PROBLEM.
Collect the lines of the entries where "Sale" shows up.

DATA TO USE.
↓↓↓

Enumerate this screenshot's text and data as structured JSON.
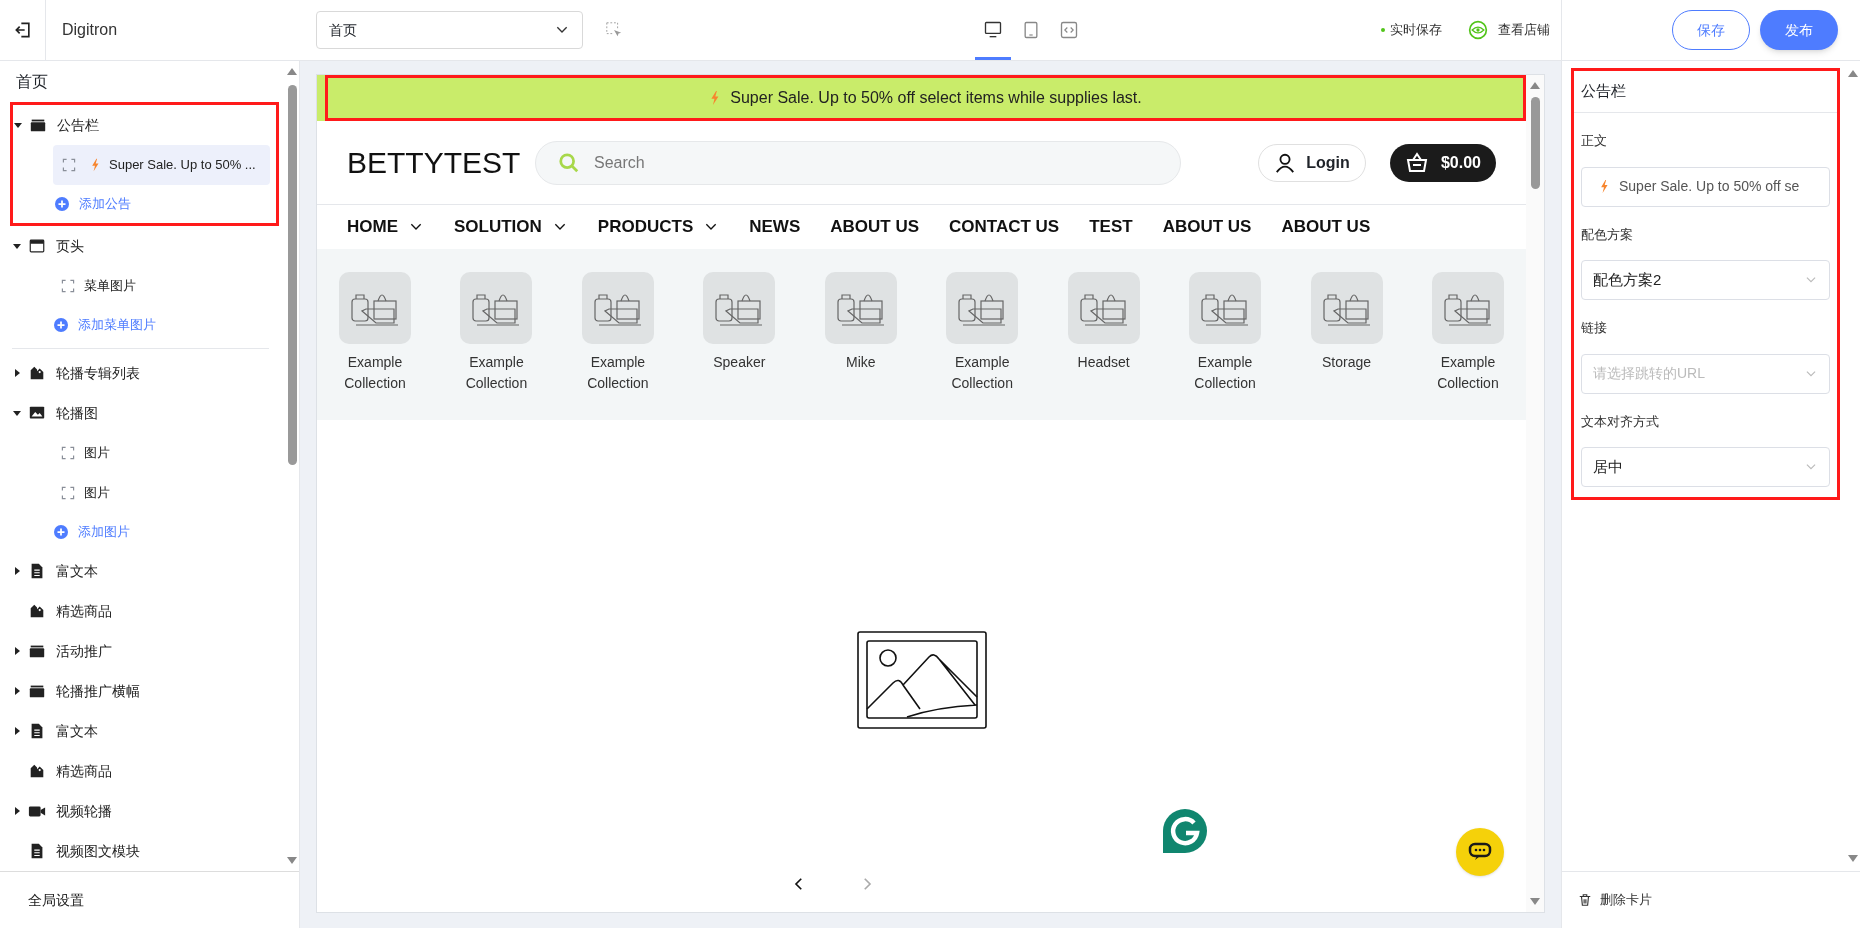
{
  "topbar": {
    "brand": "Digitron",
    "page_select": {
      "value": "首页"
    },
    "devices": [
      {
        "kind": "desktop",
        "selected": true
      },
      {
        "kind": "tablet",
        "selected": false
      },
      {
        "kind": "code",
        "selected": false
      }
    ],
    "autosave": "实时保存",
    "view_store": "查看店铺",
    "save": "保存",
    "publish": "发布"
  },
  "outline": {
    "title": "首页",
    "sections": [
      {
        "kind": "announcement",
        "label": "公告栏",
        "expanded": true,
        "highlighted": true,
        "children": [
          {
            "label": "Super Sale. Up to 50% ...",
            "selected": true,
            "bolt": true
          }
        ],
        "add_label": "添加公告"
      },
      {
        "kind": "header",
        "label": "页头",
        "expanded": true,
        "divider_after": true,
        "children": [
          {
            "label": "菜单图片",
            "selected": false
          }
        ],
        "add_label": "添加菜单图片"
      },
      {
        "kind": "collection-list",
        "label": "轮播专辑列表",
        "expanded": false
      },
      {
        "kind": "slideshow",
        "label": "轮播图",
        "expanded": true,
        "children": [
          {
            "label": "图片",
            "selected": false
          },
          {
            "label": "图片",
            "selected": false
          }
        ],
        "add_label": "添加图片"
      },
      {
        "kind": "rich-text",
        "label": "富文本",
        "expanded": false
      },
      {
        "kind": "featured",
        "label": "精选商品"
      },
      {
        "kind": "promo",
        "label": "活动推广",
        "expanded": false
      },
      {
        "kind": "promo",
        "label": "轮播推广横幅",
        "expanded": false
      },
      {
        "kind": "rich-text",
        "label": "富文本",
        "expanded": false
      },
      {
        "kind": "featured",
        "label": "精选商品"
      },
      {
        "kind": "video",
        "label": "视频轮播",
        "expanded": false
      },
      {
        "kind": "rich-text",
        "label": "视频图文模块"
      }
    ],
    "footer": "全局设置"
  },
  "preview": {
    "announcement": {
      "text": "Super Sale. Up to 50% off select items while supplies last.",
      "highlighted": true
    },
    "logo": "BETTYTEST",
    "search": {
      "placeholder": "Search"
    },
    "login": "Login",
    "cart": "$0.00",
    "nav": [
      {
        "label": "HOME",
        "dropdown": true
      },
      {
        "label": "SOLUTION",
        "dropdown": true
      },
      {
        "label": "PRODUCTS",
        "dropdown": true
      },
      {
        "label": "NEWS",
        "dropdown": false
      },
      {
        "label": "ABOUT US",
        "dropdown": false
      },
      {
        "label": "CONTACT US",
        "dropdown": false
      },
      {
        "label": "TEST",
        "dropdown": false
      },
      {
        "label": "ABOUT US",
        "dropdown": false
      },
      {
        "label": "ABOUT US",
        "dropdown": false
      }
    ],
    "collections": [
      {
        "label": "Example Collection"
      },
      {
        "label": "Example Collection"
      },
      {
        "label": "Example Collection"
      },
      {
        "label": "Speaker"
      },
      {
        "label": "Mike"
      },
      {
        "label": "Example Collection"
      },
      {
        "label": "Headset"
      },
      {
        "label": "Example Collection"
      },
      {
        "label": "Storage"
      },
      {
        "label": "Example Collection"
      }
    ],
    "slider": {
      "prev_disabled": false,
      "next_disabled": true
    }
  },
  "settings": {
    "title": "公告栏",
    "highlighted": true,
    "fields": [
      {
        "kind": "text",
        "label": "正文",
        "value": "Super Sale. Up to 50% off se",
        "bolt": true
      },
      {
        "kind": "select",
        "label": "配色方案",
        "value": "配色方案2"
      },
      {
        "kind": "select",
        "label": "链接",
        "placeholder": "请选择跳转的URL"
      },
      {
        "kind": "select",
        "label": "文本对齐方式",
        "value": "居中"
      }
    ],
    "delete": "删除卡片"
  }
}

↑↑↑

OUTPUT.
            "label": "Super Sale. Up to 50% ...",
      "text": "Super Sale. Up to 50% off select items while supplies last.",
        "value": "Super Sale. Up to 50% off se",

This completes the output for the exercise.